The listing below must be repeated word for word, with its images excluded.

# start of MATERIAL FOR THIS EXERCISE

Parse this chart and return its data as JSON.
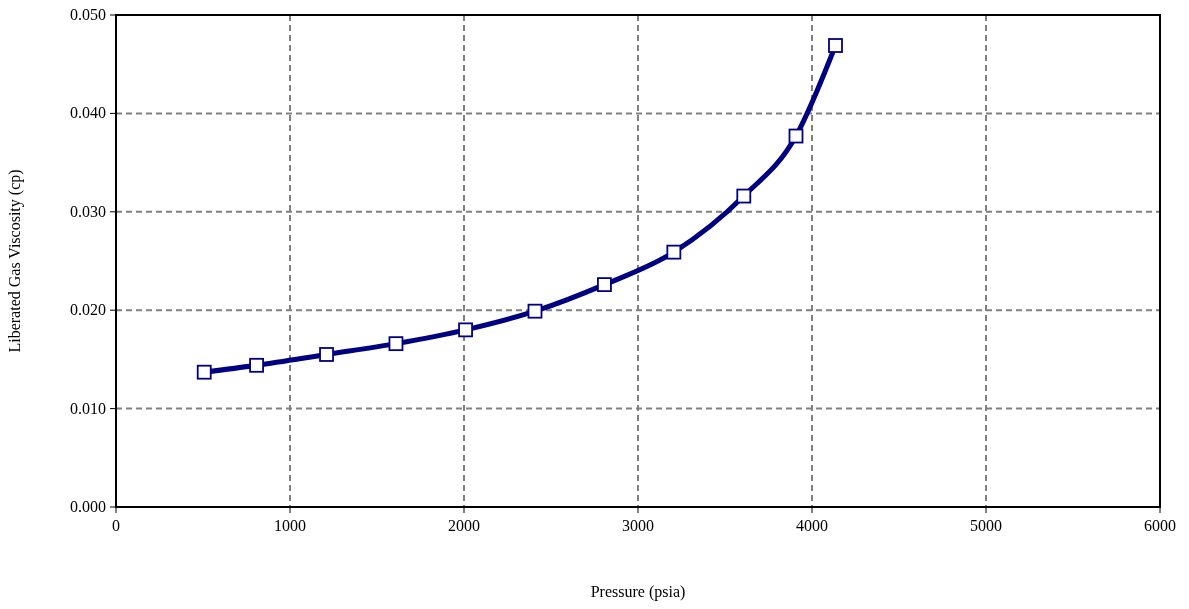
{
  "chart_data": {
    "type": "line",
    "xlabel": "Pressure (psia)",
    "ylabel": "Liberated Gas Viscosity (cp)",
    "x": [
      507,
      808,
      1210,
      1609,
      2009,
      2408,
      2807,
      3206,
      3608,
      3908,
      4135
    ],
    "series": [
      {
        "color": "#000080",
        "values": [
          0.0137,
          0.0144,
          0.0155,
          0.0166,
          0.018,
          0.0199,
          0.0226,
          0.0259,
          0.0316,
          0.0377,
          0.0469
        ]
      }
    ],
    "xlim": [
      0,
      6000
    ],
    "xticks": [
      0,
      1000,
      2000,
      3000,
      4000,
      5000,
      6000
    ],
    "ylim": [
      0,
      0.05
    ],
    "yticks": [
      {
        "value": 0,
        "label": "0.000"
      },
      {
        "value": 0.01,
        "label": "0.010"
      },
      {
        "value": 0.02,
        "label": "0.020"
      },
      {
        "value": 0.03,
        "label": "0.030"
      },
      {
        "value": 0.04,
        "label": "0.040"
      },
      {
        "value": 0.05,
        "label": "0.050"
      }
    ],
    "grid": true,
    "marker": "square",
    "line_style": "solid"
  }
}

# end of MATERIAL FOR THIS EXERCISE

→ **SOLUTION FOR THIS EXERCISE**:
Parse this chart and return its data as JSON.
{
  "chart_data": {
    "type": "line",
    "xlabel": "Pressure (psia)",
    "ylabel": "Liberated Gas Viscosity (cp)",
    "x": [
      507,
      808,
      1210,
      1609,
      2009,
      2408,
      2807,
      3206,
      3608,
      3908,
      4135
    ],
    "series": [
      {
        "color": "#000080",
        "values": [
          0.0137,
          0.0144,
          0.0155,
          0.0166,
          0.018,
          0.0199,
          0.0226,
          0.0259,
          0.0316,
          0.0377,
          0.0469
        ]
      }
    ],
    "xlim": [
      0,
      6000
    ],
    "xticks": [
      0,
      1000,
      2000,
      3000,
      4000,
      5000,
      6000
    ],
    "ylim": [
      0,
      0.05
    ],
    "yticks": [
      {
        "value": 0,
        "label": "0.000"
      },
      {
        "value": 0.01,
        "label": "0.010"
      },
      {
        "value": 0.02,
        "label": "0.020"
      },
      {
        "value": 0.03,
        "label": "0.030"
      },
      {
        "value": 0.04,
        "label": "0.040"
      },
      {
        "value": 0.05,
        "label": "0.050"
      }
    ],
    "grid": true,
    "marker": "square",
    "line_style": "solid"
  }
}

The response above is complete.